** begin Excerpted data **

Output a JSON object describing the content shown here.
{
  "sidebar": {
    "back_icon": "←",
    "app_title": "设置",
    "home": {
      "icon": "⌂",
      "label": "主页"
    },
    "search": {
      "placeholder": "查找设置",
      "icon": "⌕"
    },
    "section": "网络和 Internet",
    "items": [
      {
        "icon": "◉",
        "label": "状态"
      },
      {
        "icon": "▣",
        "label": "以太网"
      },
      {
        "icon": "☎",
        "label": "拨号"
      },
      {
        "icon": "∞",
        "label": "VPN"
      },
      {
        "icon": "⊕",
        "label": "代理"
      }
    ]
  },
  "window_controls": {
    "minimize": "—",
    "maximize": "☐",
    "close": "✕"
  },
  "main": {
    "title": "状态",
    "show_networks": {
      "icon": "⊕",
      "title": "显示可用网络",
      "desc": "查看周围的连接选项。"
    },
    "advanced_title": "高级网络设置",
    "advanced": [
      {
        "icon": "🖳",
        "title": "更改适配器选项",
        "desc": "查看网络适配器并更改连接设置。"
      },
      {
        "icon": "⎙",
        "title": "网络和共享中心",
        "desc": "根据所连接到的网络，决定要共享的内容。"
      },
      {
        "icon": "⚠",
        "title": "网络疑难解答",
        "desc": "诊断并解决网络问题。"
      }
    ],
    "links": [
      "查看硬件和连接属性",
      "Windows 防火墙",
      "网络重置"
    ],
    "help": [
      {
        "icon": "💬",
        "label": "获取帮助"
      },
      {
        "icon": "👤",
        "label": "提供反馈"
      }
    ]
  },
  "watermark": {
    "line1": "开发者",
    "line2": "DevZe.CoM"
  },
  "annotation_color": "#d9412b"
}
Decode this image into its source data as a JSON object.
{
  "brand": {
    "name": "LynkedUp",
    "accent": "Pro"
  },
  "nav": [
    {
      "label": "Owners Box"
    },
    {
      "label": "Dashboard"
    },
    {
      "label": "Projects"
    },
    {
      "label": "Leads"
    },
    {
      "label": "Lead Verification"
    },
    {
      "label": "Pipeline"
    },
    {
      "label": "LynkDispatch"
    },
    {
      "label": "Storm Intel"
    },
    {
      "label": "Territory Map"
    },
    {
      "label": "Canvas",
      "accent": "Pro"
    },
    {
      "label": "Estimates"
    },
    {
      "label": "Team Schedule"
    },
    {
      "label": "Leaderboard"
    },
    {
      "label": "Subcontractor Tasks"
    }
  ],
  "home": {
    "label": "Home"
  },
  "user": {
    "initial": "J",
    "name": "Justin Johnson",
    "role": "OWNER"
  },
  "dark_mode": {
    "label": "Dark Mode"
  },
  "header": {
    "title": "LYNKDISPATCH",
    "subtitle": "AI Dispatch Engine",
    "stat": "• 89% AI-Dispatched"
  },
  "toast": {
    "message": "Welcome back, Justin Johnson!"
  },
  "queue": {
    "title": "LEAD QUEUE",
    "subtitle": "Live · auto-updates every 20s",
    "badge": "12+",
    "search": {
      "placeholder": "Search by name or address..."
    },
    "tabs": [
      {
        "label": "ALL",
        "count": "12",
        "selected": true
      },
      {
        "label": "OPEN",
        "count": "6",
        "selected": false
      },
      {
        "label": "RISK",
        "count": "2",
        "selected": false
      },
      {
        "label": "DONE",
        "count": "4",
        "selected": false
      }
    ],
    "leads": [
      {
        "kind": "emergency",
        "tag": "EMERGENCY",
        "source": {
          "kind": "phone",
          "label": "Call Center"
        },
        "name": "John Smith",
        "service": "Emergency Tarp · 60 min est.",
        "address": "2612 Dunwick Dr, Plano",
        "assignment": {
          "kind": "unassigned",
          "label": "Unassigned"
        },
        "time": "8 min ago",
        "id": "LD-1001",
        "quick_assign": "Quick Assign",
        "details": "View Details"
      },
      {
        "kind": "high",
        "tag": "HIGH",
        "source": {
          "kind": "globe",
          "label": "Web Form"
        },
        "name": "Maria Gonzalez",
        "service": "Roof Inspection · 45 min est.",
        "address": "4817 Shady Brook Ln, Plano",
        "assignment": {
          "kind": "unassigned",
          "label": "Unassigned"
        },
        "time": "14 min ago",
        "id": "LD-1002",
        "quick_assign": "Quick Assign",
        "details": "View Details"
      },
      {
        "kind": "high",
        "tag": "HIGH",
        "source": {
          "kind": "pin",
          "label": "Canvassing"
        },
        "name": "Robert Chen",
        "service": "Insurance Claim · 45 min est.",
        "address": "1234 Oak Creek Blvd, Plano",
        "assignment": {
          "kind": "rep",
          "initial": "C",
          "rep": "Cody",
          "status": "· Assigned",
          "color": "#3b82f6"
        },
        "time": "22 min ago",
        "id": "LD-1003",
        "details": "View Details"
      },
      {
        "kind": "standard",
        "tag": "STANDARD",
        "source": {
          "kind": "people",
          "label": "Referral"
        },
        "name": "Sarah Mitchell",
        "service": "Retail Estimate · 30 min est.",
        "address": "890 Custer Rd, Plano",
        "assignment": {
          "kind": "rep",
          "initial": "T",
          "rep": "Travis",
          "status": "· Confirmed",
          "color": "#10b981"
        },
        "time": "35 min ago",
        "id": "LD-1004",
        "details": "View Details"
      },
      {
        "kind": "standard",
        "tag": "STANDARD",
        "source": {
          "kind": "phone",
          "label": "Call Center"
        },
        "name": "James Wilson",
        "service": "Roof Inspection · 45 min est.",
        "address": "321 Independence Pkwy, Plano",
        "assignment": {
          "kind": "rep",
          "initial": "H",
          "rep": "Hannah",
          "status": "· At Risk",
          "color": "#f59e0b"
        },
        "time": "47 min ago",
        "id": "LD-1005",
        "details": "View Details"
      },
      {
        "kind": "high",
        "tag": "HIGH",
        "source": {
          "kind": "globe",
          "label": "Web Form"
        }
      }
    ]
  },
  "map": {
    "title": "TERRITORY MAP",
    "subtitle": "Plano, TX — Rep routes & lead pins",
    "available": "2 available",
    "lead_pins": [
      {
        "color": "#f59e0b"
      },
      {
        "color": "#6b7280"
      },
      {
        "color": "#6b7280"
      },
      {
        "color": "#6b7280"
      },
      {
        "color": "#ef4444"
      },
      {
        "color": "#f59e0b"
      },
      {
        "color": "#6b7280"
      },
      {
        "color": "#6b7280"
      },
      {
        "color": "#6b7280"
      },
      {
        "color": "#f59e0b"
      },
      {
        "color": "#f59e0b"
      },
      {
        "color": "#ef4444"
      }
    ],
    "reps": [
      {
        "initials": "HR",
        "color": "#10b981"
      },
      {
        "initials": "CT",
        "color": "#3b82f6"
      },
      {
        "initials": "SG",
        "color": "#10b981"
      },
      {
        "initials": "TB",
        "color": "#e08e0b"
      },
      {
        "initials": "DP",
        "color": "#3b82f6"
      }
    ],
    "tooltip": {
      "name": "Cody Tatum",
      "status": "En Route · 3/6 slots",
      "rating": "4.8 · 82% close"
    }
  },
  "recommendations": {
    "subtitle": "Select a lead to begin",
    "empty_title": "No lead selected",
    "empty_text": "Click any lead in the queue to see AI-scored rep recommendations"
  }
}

** end Excerpted data **

### Challenge
Select from the material above each line in which the string "object" appears, and list those lines.

### Exercise solution
Output a JSON object describing the content shown here.
Decode this image into its source data as a JSON object.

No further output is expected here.